Every line containing the word "this" needs to be found and copied.
[START Given entries]
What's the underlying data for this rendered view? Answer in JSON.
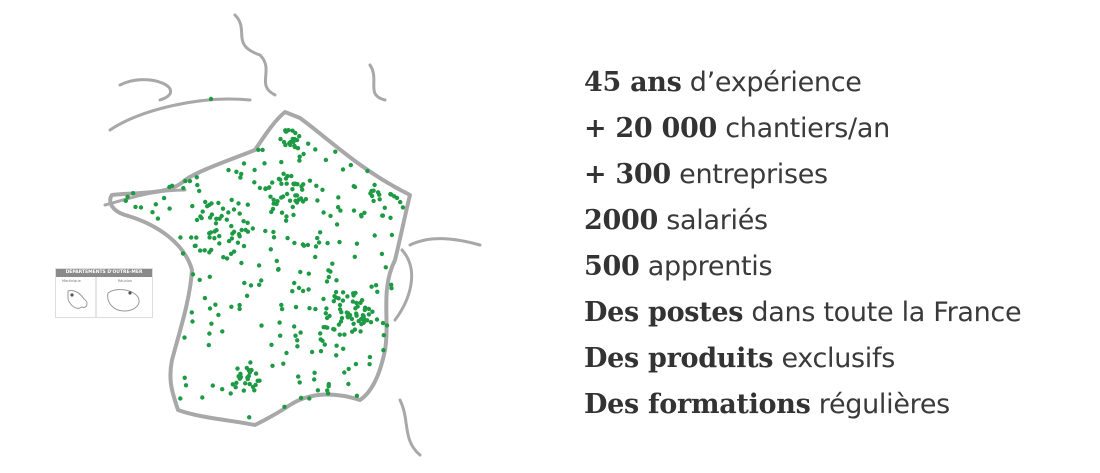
{
  "map": {
    "dot_color": "#1e9a44",
    "outline_color": "#aaaaaa",
    "inset": {
      "title": "DÉPARTEMENTS D'OUTRE-MER",
      "labels": [
        "Martinique",
        "Réunion"
      ]
    }
  },
  "stats": [
    {
      "bold": "45 ans",
      "text": " d’expérience"
    },
    {
      "bold": "+ 20 000",
      "text": " chantiers/an"
    },
    {
      "bold": "+ 300",
      "text": " entreprises"
    },
    {
      "bold": "2000",
      "text": " salariés"
    },
    {
      "bold": "500",
      "text": " apprentis"
    },
    {
      "bold": "Des postes",
      "text": " dans toute la France"
    },
    {
      "bold": "Des produits",
      "text": " exclusifs"
    },
    {
      "bold": "Des formations",
      "text": " régulières"
    }
  ]
}
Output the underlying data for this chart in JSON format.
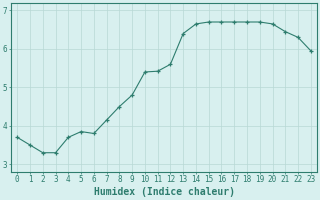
{
  "x": [
    0,
    1,
    2,
    3,
    4,
    5,
    6,
    7,
    8,
    9,
    10,
    11,
    12,
    13,
    14,
    15,
    16,
    17,
    18,
    19,
    20,
    21,
    22,
    23
  ],
  "y": [
    3.7,
    3.5,
    3.3,
    3.3,
    3.7,
    3.85,
    3.8,
    4.15,
    4.5,
    4.8,
    5.4,
    5.42,
    5.6,
    6.4,
    6.65,
    6.7,
    6.7,
    6.7,
    6.7,
    6.7,
    6.65,
    6.45,
    6.3,
    5.95
  ],
  "xlabel": "Humidex (Indice chaleur)",
  "ylim": [
    2.8,
    7.2
  ],
  "xlim": [
    -0.5,
    23.5
  ],
  "yticks": [
    3,
    4,
    5,
    6,
    7
  ],
  "xticks": [
    0,
    1,
    2,
    3,
    4,
    5,
    6,
    7,
    8,
    9,
    10,
    11,
    12,
    13,
    14,
    15,
    16,
    17,
    18,
    19,
    20,
    21,
    22,
    23
  ],
  "line_color": "#2e7d6e",
  "marker_color": "#2e7d6e",
  "bg_color": "#d8f0ef",
  "grid_color": "#b8d8d5",
  "axis_color": "#2e7d6e",
  "tick_label_fontsize": 5.5,
  "xlabel_fontsize": 7.0
}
[END Given entries]
Problem solution -
What's the underlying data for this rendered view? Answer in JSON.
Output the underlying data for this chart in JSON format.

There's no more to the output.